Consignes |
1. D'après le carnet de voyage polonais, quel métier exerce Zofia ?
2. Poursuivez le carnet de voyage polonais après sa dernière phrase.

Texte de la page |

====

Il y a 20 ans, à la télé polonaise, il y avait ça : “Le Décalogue” de Kieslowski.
Carnet de voyage polonais, feuillet n°2.
Lundi 4 janvier 2010, 21h42
Je suis dans l’appartement de Daniel et Ewa depuis une heure. Ils sont tous les deux musiciens baroques, et sont partis au Mexique pour fêter la nouvelle année dans la famille de Daniel.
Zofia, la cousine d’Ewa, m’a apporté les clefs et a mis elle-même les draps sur le lit malgré mes protestations. Elle est professeur de musique à l’école Montessori de Varsovie. Grande, mince, avec de longues jambes fines, les cheveux teints en blond et coupés courts. Elle parle l’anglais lentement, mais très correctement. Quand elle est partie, je me suis aperçue qu’elle avait laissé la télévision allumée. Il s’agissait d’un feuilleton sentimental à l’américaine, mais avec des acteurs au physique tout à fait polonais. Avec des filles du genre de Zofia, par exemple.

====

Extraits de données |
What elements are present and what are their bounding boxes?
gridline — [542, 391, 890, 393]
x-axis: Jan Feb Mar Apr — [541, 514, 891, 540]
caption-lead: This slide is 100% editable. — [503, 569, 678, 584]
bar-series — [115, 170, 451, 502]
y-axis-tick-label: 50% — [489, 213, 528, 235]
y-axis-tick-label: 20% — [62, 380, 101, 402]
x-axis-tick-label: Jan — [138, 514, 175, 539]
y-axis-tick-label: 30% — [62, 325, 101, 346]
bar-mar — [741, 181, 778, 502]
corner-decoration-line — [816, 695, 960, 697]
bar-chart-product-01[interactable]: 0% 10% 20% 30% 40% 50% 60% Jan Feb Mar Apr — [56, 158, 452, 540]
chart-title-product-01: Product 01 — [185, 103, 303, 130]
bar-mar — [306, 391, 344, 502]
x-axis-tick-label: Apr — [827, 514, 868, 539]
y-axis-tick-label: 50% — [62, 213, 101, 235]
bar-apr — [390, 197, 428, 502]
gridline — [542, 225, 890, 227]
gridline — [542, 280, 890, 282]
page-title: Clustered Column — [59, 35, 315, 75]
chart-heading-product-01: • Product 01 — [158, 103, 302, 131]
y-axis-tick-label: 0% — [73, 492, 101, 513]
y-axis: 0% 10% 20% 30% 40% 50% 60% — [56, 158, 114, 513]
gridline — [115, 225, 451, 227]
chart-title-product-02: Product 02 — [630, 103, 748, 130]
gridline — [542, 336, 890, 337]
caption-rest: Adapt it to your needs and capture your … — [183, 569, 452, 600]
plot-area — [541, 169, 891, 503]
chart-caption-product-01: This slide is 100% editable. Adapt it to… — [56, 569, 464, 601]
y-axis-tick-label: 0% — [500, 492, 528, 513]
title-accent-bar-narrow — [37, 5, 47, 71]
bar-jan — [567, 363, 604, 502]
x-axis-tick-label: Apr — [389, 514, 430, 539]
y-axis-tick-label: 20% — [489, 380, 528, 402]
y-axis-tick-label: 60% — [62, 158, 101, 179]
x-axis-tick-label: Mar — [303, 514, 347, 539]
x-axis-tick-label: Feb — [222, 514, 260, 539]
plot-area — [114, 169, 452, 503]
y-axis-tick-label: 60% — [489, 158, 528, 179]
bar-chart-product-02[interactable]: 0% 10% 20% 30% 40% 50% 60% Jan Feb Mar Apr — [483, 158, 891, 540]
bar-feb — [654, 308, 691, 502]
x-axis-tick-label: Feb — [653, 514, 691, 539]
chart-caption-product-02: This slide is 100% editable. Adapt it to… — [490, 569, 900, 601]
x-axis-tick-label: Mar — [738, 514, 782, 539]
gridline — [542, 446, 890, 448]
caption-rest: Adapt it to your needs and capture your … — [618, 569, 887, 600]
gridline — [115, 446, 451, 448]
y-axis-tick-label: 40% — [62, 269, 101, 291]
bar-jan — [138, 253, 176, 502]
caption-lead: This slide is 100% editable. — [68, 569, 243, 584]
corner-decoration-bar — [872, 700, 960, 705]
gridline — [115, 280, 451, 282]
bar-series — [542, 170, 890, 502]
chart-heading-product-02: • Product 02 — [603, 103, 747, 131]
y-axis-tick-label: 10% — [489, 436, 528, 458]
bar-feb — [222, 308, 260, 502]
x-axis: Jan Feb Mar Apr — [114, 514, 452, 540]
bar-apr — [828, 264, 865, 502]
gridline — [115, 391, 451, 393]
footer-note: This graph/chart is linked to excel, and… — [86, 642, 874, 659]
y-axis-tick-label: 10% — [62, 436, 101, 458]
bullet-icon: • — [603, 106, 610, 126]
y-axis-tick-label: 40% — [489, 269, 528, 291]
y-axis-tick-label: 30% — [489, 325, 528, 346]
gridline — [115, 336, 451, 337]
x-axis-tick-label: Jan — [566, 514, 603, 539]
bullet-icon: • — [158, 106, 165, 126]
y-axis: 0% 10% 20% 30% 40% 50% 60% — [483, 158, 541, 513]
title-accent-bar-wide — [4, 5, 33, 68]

====

Corrigé par exercice |
1. Elle est professeur de musique à l'école Montessori de Varsovie.

2.
Comme disait je ne sais plus quel spécialiste français des médias, lorsqu’on voyage, regarder la télé permet de mieux comprendre le pays où l’on se trouve. En zappant un peu, je constate donc que la télévision polonaise n’a rien à envier aux autres télés européennes : mêmes séries, mêmes pubs, mêmes émissions à débats, mêmes présentateurs de divertissement à l’air de minets stupides, et surtout, surtout, mêmes présentatrices ripolinées, sourire ineffaçable et main sur la hanche, brushing décoloré et corps de Barbie.
Quelque chose dénote toutefois, dans cette série américaine que je crois reconnaître. Beaucoup d’amis voyageurs m’ont parlé de ces drôles de doublages dans les pays de l’Est : les acteurs parlent américain et sont “couverts” par une voix masculine unique, qui se superpose à la leur. Un seul doubleur pour tous les personnages. Dans le cas de cette série, donc, j’entends les acteurs parler leur langue, aussitôt “doublés” par une voix polonaise grave et didactique, sans émotion, qui interprète l’héroïne, le gros flic black et l’expert à lunettes, sans distinction.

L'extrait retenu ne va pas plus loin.